:: Problem details ::
Identify each line below containing the string "External" and copy it.

************

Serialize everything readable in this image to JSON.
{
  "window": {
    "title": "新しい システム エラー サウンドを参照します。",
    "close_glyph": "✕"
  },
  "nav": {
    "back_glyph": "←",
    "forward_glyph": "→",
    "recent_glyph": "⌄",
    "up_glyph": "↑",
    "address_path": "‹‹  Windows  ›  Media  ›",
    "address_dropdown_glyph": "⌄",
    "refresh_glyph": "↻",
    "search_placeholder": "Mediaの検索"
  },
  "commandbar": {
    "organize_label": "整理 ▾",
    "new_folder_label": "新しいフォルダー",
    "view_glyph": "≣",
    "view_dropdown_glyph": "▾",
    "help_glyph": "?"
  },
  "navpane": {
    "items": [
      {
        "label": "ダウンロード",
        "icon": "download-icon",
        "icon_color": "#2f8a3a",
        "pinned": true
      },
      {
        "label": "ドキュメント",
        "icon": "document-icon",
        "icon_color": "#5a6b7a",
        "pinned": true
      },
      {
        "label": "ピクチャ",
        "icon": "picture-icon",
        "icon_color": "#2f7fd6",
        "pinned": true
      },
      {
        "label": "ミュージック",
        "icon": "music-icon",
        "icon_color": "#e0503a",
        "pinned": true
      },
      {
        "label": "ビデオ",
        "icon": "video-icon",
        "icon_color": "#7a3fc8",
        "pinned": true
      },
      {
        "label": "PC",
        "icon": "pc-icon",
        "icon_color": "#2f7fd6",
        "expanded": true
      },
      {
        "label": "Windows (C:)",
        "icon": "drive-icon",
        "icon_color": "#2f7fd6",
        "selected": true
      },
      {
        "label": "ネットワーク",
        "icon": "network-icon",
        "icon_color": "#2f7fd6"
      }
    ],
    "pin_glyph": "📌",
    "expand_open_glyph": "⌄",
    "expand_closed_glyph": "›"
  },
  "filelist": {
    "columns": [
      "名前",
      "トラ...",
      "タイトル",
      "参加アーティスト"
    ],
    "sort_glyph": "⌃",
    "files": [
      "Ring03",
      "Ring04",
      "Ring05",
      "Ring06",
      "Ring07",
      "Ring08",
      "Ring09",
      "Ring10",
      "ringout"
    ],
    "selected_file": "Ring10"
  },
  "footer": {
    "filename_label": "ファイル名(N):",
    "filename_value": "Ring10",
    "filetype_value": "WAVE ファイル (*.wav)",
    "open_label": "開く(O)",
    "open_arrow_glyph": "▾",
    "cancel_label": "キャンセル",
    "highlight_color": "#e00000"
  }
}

************

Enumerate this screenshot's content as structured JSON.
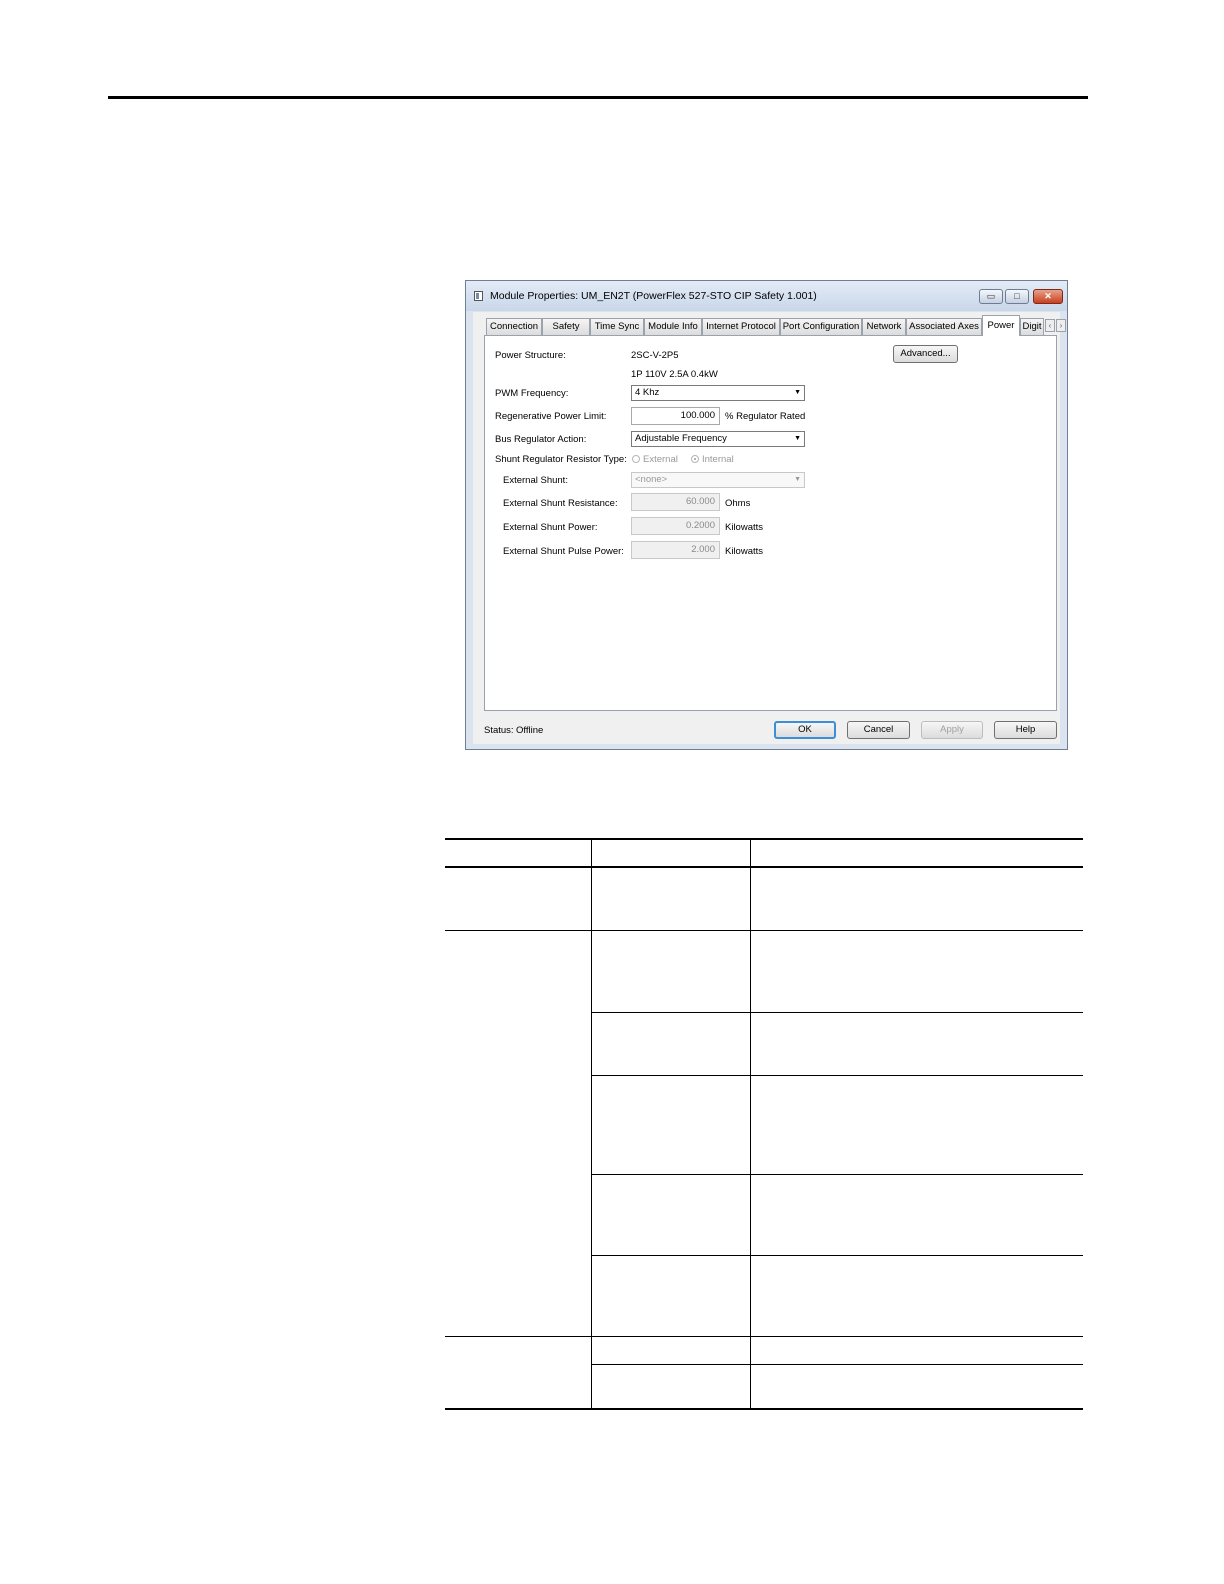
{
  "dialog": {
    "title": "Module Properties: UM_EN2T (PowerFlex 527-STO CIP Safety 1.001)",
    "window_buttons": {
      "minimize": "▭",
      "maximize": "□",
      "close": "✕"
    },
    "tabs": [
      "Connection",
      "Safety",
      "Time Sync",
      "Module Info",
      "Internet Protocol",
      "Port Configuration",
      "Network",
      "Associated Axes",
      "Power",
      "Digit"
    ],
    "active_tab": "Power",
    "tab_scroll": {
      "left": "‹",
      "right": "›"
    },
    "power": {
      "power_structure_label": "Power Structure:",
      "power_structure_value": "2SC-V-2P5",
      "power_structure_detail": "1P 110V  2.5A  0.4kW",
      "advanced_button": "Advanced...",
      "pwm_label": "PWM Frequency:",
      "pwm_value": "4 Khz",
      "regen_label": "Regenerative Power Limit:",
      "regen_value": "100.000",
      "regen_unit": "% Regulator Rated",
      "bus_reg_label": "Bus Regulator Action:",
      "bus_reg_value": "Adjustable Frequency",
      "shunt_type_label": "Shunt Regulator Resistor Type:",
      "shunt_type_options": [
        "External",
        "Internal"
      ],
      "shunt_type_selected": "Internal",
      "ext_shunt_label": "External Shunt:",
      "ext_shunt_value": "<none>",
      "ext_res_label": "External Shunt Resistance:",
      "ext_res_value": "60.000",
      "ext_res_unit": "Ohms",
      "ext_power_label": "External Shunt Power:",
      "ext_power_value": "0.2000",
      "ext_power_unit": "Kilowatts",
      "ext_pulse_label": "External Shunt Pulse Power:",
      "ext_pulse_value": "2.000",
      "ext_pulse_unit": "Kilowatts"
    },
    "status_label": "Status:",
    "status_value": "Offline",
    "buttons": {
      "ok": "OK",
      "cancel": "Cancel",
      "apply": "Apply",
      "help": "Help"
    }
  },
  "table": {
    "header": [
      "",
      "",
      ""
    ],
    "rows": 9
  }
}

************

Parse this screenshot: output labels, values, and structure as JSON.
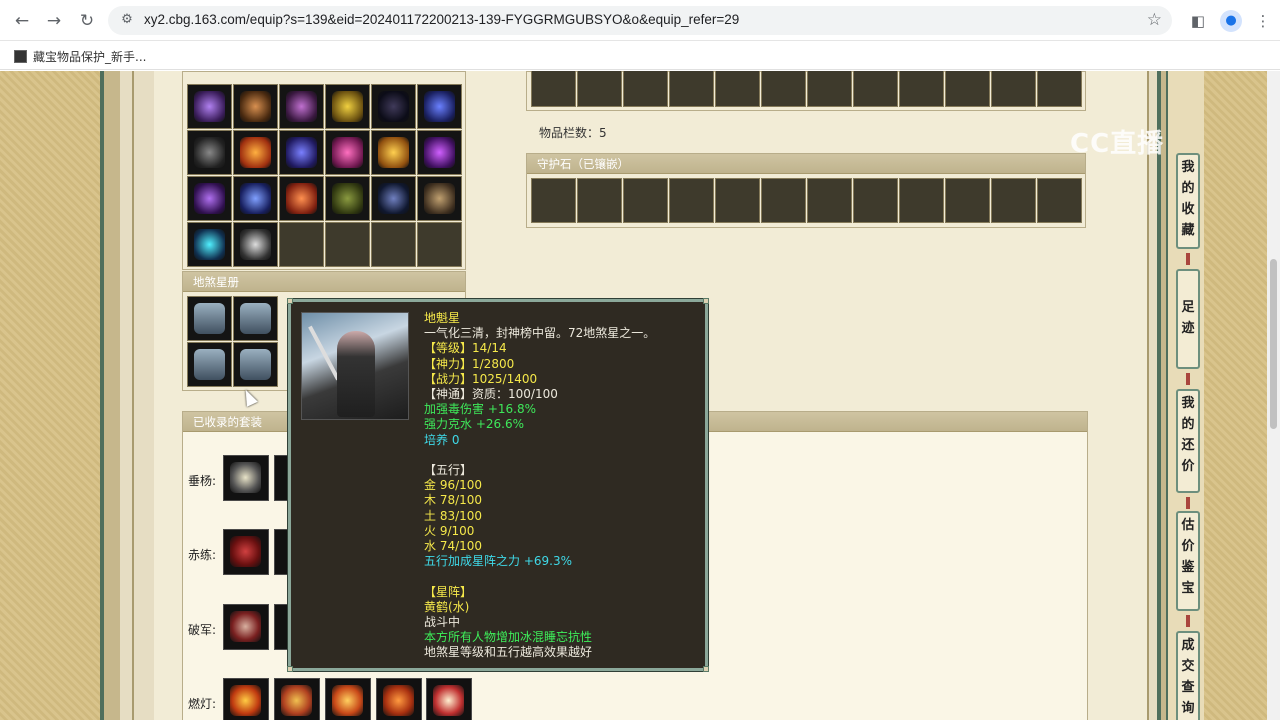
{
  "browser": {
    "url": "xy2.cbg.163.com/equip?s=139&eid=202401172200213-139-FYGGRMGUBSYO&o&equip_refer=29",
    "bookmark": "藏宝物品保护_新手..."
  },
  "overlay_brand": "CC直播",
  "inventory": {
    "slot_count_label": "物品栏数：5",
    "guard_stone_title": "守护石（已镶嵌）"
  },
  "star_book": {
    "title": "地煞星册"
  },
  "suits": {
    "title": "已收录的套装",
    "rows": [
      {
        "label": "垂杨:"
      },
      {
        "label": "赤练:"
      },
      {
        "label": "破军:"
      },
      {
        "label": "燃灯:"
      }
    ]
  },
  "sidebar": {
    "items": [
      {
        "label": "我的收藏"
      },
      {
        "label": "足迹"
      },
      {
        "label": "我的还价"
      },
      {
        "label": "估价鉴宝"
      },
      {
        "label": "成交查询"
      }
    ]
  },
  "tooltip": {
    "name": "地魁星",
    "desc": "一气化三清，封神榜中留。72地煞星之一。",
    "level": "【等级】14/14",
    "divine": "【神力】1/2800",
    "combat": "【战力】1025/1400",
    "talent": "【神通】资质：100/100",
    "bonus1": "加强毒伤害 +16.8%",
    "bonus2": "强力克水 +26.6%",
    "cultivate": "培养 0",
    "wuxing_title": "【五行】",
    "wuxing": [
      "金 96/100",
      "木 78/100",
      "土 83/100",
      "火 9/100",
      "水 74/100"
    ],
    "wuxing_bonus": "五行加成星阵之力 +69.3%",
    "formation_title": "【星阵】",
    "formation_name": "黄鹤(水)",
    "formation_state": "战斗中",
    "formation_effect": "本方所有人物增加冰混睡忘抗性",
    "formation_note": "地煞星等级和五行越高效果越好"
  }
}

************

:: Written answer ::
        "External",
      "ext_shunt_label": "External Shunt:",
      "ext_res_label": "External Shunt Resistance:",
      "ext_power_label": "External Shunt Power:",
      "ext_pulse_label": "External Shunt Pulse Power:",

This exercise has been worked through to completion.